## Your task
What is the number of lines in the data that hold the string "kind"? Reply with that number only.

## Data provided
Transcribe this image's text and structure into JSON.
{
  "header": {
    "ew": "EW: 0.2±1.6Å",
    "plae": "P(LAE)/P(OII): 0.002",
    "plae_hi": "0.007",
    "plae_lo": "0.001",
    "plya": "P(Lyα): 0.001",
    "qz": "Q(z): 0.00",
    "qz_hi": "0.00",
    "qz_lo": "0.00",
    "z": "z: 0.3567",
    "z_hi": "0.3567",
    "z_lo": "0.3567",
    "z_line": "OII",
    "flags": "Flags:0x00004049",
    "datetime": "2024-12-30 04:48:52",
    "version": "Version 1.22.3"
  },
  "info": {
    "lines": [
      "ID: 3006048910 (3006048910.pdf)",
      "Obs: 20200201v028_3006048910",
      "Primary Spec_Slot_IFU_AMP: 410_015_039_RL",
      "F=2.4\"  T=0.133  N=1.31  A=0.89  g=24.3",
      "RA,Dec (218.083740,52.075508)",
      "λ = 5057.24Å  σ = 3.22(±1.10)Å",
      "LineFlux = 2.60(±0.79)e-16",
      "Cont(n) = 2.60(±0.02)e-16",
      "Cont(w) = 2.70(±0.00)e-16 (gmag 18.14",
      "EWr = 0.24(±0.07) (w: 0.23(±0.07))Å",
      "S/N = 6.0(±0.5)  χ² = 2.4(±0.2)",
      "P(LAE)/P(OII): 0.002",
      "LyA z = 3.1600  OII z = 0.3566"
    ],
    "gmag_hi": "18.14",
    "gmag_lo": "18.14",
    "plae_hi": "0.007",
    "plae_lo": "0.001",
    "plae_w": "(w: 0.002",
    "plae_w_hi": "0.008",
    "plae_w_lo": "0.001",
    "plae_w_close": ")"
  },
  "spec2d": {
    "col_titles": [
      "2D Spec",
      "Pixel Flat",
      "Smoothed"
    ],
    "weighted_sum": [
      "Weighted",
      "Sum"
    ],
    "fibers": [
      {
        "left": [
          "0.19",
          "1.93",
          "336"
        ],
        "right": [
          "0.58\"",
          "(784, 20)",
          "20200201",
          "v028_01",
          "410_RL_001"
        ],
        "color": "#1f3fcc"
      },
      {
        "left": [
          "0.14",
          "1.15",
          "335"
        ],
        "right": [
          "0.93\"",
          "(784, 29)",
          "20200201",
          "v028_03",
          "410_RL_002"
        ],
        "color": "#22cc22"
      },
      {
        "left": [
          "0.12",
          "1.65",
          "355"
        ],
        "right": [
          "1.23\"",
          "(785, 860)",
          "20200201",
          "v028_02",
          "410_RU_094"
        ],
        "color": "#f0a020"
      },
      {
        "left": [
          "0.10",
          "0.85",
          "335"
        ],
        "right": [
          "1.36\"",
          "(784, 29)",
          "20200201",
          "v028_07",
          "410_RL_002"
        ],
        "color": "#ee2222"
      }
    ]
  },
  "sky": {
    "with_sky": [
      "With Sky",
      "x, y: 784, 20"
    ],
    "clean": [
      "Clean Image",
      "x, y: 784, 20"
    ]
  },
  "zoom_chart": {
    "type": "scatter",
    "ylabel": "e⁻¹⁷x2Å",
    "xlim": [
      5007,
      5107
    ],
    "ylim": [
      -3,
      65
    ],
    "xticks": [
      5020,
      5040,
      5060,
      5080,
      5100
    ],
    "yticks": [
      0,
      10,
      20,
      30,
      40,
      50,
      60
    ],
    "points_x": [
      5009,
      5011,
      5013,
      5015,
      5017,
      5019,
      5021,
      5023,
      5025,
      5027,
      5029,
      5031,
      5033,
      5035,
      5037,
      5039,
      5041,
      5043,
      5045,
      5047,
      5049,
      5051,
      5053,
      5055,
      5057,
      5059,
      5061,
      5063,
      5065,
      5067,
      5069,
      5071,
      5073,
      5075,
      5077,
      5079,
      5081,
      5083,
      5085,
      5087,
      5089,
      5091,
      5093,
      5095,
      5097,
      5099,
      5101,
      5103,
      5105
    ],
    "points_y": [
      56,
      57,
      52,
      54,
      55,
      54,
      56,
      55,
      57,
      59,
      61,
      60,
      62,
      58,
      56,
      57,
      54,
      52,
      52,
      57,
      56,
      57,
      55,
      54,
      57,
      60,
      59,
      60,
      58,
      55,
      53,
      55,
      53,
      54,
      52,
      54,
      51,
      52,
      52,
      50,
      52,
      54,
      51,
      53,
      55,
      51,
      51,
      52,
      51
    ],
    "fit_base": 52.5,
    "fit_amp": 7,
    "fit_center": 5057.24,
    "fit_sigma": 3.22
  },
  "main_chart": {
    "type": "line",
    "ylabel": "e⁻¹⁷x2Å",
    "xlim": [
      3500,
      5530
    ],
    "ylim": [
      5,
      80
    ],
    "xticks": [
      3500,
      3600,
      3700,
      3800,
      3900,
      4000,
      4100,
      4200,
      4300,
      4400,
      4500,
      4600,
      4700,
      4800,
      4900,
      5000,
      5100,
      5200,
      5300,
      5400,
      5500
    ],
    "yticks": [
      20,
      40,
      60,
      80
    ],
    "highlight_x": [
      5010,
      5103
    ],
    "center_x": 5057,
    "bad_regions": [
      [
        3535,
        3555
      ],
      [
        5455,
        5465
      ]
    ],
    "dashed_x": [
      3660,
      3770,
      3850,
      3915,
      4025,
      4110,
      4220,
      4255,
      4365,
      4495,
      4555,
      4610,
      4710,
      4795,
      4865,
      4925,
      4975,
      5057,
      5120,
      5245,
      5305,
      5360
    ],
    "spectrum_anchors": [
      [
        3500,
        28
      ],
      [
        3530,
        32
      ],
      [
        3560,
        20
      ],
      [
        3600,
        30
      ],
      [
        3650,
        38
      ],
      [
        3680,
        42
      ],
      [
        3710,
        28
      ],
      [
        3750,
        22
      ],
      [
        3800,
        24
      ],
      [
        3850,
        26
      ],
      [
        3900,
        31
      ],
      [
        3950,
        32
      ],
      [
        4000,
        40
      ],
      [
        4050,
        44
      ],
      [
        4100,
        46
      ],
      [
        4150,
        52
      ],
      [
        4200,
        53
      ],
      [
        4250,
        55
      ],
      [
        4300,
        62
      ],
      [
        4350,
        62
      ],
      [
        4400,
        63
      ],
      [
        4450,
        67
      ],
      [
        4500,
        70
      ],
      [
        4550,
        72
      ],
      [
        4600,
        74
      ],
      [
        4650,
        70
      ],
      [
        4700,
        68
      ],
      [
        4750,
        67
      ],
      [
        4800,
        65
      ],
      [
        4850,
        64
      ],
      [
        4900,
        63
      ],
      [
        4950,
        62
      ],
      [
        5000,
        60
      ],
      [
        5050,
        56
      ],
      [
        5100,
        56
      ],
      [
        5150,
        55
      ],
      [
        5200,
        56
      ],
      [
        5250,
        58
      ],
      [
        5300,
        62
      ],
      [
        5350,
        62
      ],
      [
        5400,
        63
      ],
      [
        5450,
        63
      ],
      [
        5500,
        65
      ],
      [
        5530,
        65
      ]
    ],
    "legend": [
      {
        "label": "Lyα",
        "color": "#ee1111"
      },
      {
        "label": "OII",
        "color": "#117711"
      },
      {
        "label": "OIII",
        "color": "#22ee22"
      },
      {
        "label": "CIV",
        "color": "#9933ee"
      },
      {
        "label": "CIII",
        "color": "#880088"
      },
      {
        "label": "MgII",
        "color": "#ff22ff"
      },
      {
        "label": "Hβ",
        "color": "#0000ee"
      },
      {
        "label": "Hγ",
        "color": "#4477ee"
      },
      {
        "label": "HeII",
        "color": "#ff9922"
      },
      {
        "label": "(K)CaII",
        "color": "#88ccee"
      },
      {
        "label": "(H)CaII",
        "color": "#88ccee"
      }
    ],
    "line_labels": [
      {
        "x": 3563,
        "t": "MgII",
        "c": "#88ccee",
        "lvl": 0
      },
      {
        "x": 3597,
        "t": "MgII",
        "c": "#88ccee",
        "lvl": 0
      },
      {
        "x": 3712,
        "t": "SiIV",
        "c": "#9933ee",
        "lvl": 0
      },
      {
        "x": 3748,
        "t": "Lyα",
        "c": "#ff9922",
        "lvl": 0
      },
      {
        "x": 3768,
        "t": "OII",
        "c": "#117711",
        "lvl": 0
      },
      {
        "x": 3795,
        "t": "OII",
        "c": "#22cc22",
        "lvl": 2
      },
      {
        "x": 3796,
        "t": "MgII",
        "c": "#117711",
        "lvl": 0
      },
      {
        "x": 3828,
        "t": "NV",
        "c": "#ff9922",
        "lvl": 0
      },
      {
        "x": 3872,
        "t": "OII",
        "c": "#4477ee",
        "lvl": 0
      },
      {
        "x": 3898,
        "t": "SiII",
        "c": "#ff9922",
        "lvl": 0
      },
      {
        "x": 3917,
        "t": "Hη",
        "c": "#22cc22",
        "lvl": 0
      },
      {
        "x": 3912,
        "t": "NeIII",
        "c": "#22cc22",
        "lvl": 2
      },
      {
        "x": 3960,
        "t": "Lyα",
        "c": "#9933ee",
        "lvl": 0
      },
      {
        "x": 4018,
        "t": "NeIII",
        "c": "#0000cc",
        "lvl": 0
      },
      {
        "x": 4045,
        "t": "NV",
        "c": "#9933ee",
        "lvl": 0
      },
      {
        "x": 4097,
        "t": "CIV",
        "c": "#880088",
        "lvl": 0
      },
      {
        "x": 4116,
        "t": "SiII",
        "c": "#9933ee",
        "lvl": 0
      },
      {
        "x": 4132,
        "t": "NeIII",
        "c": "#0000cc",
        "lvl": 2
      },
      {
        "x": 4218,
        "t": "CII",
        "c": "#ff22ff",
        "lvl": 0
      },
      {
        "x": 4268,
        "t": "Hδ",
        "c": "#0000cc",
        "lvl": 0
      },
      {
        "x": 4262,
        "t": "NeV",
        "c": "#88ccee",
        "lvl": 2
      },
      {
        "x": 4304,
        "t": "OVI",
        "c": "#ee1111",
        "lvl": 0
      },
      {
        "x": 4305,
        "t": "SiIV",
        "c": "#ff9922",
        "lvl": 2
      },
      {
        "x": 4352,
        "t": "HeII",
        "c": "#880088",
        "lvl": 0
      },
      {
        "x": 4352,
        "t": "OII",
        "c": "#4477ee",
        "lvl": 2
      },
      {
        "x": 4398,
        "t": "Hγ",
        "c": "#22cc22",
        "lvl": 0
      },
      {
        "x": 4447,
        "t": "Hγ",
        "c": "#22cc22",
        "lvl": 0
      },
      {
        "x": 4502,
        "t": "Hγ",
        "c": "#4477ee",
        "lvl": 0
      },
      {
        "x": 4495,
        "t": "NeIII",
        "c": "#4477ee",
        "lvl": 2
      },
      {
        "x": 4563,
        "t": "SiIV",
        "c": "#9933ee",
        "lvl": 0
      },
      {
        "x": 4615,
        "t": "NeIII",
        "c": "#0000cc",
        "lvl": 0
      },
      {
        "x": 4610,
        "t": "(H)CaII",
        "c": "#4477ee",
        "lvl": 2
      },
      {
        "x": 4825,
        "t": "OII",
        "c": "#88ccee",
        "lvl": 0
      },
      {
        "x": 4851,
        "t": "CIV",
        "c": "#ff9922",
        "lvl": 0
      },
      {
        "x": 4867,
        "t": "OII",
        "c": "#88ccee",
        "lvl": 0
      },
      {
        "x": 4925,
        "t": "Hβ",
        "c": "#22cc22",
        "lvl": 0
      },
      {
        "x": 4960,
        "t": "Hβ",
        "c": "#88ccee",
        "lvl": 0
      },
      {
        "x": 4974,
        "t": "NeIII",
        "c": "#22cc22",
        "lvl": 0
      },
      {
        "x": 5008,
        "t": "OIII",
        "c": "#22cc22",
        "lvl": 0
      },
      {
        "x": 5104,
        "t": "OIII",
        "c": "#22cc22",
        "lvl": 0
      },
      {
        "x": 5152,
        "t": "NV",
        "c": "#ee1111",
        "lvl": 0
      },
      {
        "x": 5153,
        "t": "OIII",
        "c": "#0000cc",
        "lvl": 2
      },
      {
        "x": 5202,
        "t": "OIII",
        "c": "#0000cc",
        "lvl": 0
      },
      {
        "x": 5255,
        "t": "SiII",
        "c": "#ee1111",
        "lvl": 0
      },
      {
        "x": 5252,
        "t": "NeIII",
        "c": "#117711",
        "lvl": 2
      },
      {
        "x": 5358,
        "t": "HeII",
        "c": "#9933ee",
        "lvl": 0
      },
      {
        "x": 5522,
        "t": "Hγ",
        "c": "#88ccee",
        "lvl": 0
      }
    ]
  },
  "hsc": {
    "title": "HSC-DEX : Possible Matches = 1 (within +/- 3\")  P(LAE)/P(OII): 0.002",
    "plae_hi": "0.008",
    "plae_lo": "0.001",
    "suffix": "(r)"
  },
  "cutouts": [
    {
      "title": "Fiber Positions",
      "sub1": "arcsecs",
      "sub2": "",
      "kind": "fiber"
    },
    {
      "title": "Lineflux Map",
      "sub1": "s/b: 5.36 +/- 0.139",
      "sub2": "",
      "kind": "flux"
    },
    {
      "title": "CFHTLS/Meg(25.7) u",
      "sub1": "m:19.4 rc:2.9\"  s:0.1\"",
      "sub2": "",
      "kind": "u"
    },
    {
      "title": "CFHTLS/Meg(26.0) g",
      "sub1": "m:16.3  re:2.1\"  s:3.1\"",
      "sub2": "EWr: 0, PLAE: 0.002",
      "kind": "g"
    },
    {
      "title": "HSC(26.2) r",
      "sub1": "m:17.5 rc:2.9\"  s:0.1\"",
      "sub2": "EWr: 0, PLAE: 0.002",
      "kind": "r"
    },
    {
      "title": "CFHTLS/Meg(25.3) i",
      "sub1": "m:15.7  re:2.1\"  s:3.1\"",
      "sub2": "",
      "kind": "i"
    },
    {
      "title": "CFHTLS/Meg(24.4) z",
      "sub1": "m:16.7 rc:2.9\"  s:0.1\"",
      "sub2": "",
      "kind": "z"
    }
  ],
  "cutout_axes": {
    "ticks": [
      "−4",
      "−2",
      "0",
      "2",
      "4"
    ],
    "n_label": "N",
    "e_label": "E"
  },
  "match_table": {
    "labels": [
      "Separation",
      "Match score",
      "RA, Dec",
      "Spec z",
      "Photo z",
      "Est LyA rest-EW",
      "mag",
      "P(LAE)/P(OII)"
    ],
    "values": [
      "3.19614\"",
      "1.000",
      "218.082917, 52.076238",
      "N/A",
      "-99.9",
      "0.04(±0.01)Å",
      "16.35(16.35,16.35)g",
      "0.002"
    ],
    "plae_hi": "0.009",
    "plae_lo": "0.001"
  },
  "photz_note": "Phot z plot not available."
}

## Exercise output
7